■ **Your goal**: Output the full material exactly as it appears here.

Records from a collection

[Start]

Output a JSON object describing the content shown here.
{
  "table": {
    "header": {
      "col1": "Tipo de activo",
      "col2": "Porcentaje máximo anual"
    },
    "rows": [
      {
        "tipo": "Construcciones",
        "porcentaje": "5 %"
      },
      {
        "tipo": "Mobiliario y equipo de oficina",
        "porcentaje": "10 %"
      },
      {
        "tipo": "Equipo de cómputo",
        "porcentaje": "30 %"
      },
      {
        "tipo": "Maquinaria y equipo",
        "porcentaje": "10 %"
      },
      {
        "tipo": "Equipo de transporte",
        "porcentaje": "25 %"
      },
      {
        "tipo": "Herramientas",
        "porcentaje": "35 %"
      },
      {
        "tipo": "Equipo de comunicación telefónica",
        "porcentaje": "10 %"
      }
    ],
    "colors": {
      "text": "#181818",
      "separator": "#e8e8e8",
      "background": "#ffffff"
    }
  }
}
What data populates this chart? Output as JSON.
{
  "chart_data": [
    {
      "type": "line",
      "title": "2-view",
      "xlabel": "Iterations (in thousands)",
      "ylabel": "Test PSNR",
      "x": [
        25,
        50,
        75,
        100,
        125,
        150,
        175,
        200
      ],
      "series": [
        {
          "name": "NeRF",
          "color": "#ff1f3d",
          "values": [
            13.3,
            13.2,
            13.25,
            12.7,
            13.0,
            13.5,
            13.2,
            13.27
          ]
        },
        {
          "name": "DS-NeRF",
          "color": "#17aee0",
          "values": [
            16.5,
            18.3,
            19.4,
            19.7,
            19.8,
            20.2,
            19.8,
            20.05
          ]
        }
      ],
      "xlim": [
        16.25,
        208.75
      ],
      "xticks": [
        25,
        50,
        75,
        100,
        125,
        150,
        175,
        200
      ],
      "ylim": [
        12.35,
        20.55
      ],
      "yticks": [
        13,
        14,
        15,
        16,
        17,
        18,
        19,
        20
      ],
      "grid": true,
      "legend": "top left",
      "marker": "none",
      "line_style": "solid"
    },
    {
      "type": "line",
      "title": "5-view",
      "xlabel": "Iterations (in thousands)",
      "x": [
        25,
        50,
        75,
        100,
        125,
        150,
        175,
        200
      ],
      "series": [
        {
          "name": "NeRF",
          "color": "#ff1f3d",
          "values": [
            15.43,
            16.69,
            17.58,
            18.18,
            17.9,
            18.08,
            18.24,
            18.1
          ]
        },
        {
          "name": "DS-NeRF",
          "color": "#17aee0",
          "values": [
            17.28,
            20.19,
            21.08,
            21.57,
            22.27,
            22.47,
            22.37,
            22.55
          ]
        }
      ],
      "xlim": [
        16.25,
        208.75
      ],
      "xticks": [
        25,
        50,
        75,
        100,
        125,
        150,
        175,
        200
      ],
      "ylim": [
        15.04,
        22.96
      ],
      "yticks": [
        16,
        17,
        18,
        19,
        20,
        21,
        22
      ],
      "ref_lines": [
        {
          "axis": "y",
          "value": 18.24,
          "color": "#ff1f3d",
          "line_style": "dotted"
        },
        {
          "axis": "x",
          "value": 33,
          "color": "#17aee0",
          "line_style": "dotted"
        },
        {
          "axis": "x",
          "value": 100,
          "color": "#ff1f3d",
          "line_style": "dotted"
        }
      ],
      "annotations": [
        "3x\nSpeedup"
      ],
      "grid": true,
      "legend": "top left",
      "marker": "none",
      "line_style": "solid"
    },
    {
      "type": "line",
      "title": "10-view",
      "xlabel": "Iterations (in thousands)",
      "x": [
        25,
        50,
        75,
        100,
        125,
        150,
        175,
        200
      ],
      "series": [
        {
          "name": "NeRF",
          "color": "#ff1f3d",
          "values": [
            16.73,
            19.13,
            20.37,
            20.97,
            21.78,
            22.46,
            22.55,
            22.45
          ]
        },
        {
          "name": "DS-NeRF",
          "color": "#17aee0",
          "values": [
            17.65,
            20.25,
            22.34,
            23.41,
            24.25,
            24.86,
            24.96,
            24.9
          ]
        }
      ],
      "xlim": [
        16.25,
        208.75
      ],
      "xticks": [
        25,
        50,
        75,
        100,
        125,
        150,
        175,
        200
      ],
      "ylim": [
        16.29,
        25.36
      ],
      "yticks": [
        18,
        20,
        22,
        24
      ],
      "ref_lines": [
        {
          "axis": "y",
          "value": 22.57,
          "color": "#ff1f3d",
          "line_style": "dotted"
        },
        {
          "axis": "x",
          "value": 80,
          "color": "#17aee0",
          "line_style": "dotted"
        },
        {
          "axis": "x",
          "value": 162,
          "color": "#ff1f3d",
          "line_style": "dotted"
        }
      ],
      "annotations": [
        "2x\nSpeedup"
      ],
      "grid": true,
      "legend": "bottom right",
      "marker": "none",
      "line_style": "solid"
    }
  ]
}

[End]

■ **Reply**:
Output a JSON object describing the content shown here.
{
  "table": {
    "header": {
      "col1": "Tipo de activo",
      "col2": "Porcentaje máximo anual"
    },
    "rows": [
      {
        "tipo": "Construcciones",
        "porcentaje": "5 %"
      },
      {
        "tipo": "Mobiliario y equipo de oficina",
        "porcentaje": "10 %"
      },
      {
        "tipo": "Equipo de cómputo",
        "porcentaje": "30 %"
      },
      {
        "tipo": "Maquinaria y equipo",
        "porcentaje": "10 %"
      },
      {
        "tipo": "Equipo de transporte",
        "porcentaje": "25 %"
      },
      {
        "tipo": "Herramientas",
        "porcentaje": "35 %"
      },
      {
        "tipo": "Equipo de comunicación telefónica",
        "porcentaje": "10 %"
      }
    ],
    "colors": {
      "text": "#181818",
      "separator": "#e8e8e8",
      "background": "#ffffff"
    }
  }
}
What data populates this chart? Output as JSON.
{
  "chart_data": [
    {
      "type": "line",
      "title": "2-view",
      "xlabel": "Iterations (in thousands)",
      "ylabel": "Test PSNR",
      "x": [
        25,
        50,
        75,
        100,
        125,
        150,
        175,
        200
      ],
      "series": [
        {
          "name": "NeRF",
          "color": "#ff1f3d",
          "values": [
            13.3,
            13.2,
            13.25,
            12.7,
            13.0,
            13.5,
            13.2,
            13.27
          ]
        },
        {
          "name": "DS-NeRF",
          "color": "#17aee0",
          "values": [
            16.5,
            18.3,
            19.4,
            19.7,
            19.8,
            20.2,
            19.8,
            20.05
          ]
        }
      ],
      "xlim": [
        16.25,
        208.75
      ],
      "xticks": [
        25,
        50,
        75,
        100,
        125,
        150,
        175,
        200
      ],
      "ylim": [
        12.35,
        20.55
      ],
      "yticks": [
        13,
        14,
        15,
        16,
        17,
        18,
        19,
        20
      ],
      "grid": true,
      "legend": "top left",
      "marker": "none",
      "line_style": "solid"
    },
    {
      "type": "line",
      "title": "5-view",
      "xlabel": "Iterations (in thousands)",
      "x": [
        25,
        50,
        75,
        100,
        125,
        150,
        175,
        200
      ],
      "series": [
        {
          "name": "NeRF",
          "color": "#ff1f3d",
          "values": [
            15.43,
            16.69,
            17.58,
            18.18,
            17.9,
            18.08,
            18.24,
            18.1
          ]
        },
        {
          "name": "DS-NeRF",
          "color": "#17aee0",
          "values": [
            17.28,
            20.19,
            21.08,
            21.57,
            22.27,
            22.47,
            22.37,
            22.55
          ]
        }
      ],
      "xlim": [
        16.25,
        208.75
      ],
      "xticks": [
        25,
        50,
        75,
        100,
        125,
        150,
        175,
        200
      ],
      "ylim": [
        15.04,
        22.96
      ],
      "yticks": [
        16,
        17,
        18,
        19,
        20,
        21,
        22
      ],
      "ref_lines": [
        {
          "axis": "y",
          "value": 18.24,
          "color": "#ff1f3d",
          "line_style": "dotted"
        },
        {
          "axis": "x",
          "value": 33,
          "color": "#17aee0",
          "line_style": "dotted"
        },
        {
          "axis": "x",
          "value": 100,
          "color": "#ff1f3d",
          "line_style": "dotted"
        }
      ],
      "annotations": [
        "3x\nSpeedup"
      ],
      "grid": true,
      "legend": "top left",
      "marker": "none",
      "line_style": "solid"
    },
    {
      "type": "line",
      "title": "10-view",
      "xlabel": "Iterations (in thousands)",
      "x": [
        25,
        50,
        75,
        100,
        125,
        150,
        175,
        200
      ],
      "series": [
        {
          "name": "NeRF",
          "color": "#ff1f3d",
          "values": [
            16.73,
            19.13,
            20.37,
            20.97,
            21.78,
            22.46,
            22.55,
            22.45
          ]
        },
        {
          "name": "DS-NeRF",
          "color": "#17aee0",
          "values": [
            17.65,
            20.25,
            22.34,
            23.41,
            24.25,
            24.86,
            24.96,
            24.9
          ]
        }
      ],
      "xlim": [
        16.25,
        208.75
      ],
      "xticks": [
        25,
        50,
        75,
        100,
        125,
        150,
        175,
        200
      ],
      "ylim": [
        16.29,
        25.36
      ],
      "yticks": [
        18,
        20,
        22,
        24
      ],
      "ref_lines": [
        {
          "axis": "y",
          "value": 22.57,
          "color": "#ff1f3d",
          "line_style": "dotted"
        },
        {
          "axis": "x",
          "value": 80,
          "color": "#17aee0",
          "line_style": "dotted"
        },
        {
          "axis": "x",
          "value": 162,
          "color": "#ff1f3d",
          "line_style": "dotted"
        }
      ],
      "annotations": [
        "2x\nSpeedup"
      ],
      "grid": true,
      "legend": "bottom right",
      "marker": "none",
      "line_style": "solid"
    }
  ]
}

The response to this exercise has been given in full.